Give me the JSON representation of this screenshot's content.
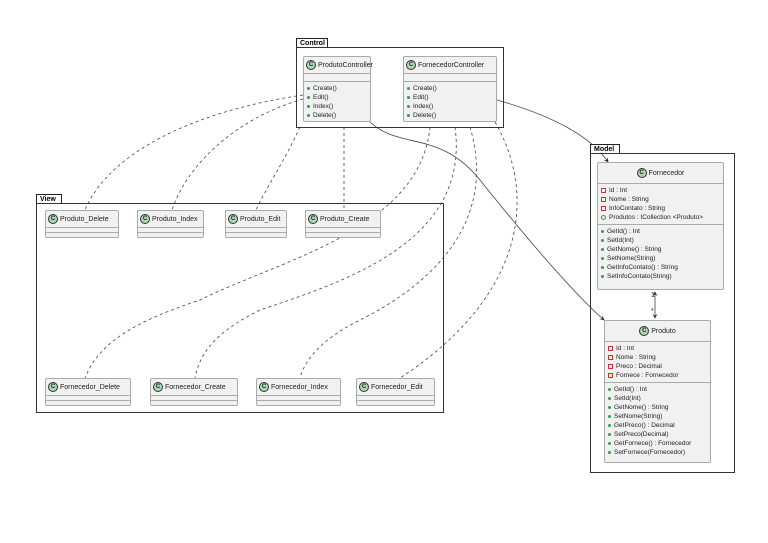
{
  "packages": {
    "control": "Control",
    "model": "Model",
    "view": "View"
  },
  "class_icon": "C",
  "controllers": [
    {
      "name": "ProdutoController",
      "methods": [
        "Create()",
        "Edit()",
        "Index()",
        "Delete()"
      ]
    },
    {
      "name": "FornecedorController",
      "methods": [
        "Create()",
        "Edit()",
        "Index()",
        "Delete()"
      ]
    }
  ],
  "model": {
    "fornecedor": {
      "name": "Fornecedor",
      "attributes": [
        {
          "vis": "private",
          "text": "Id : Int"
        },
        {
          "vis": "private",
          "text": "Nome : String"
        },
        {
          "vis": "private",
          "text": "InfoContato : String"
        },
        {
          "vis": "public",
          "text": "Produtos : ICollection <Produto>"
        }
      ],
      "methods": [
        "GetId() : Int",
        "SetId(Int)",
        "GetNome() : String",
        "SetNome(String)",
        "GetInfoContato() : String",
        "SetInfoContato(String)"
      ]
    },
    "produto": {
      "name": "Produto",
      "attributes": [
        {
          "vis": "private",
          "text": "Id : Int"
        },
        {
          "vis": "private",
          "text": "Nome : String"
        },
        {
          "vis": "private",
          "text": "Preco : Decimal"
        },
        {
          "vis": "private",
          "text": "Fornece : Fornecedor"
        }
      ],
      "methods": [
        "GetId() : Int",
        "SetId(Int)",
        "GetNome() : String",
        "SetNome(String)",
        "GetPreco() : Decimal",
        "SetPreco(Decimal)",
        "GetFornece() : Fornecedor",
        "SetFornece(Fornecedor)"
      ]
    },
    "multiplicity": {
      "fornecedor_end": "1",
      "produto_end": "*"
    }
  },
  "views": [
    "Produto_Delete",
    "Produto_Index",
    "Produto_Edit",
    "Produto_Create",
    "Fornecedor_Delete",
    "Fornecedor_Create",
    "Fornecedor_Index",
    "Fornecedor_Edit"
  ]
}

Exercise objective:
Copy each line of the data above that holds "text".

Worked answer:
          "text": "Id : Int"
          "text": "Nome : String"
          "text": "InfoContato : String"
          "text": "Produtos : ICollection <Produto>"
          "text": "Id : Int"
          "text": "Nome : String"
          "text": "Preco : Decimal"
          "text": "Fornece : Fornecedor"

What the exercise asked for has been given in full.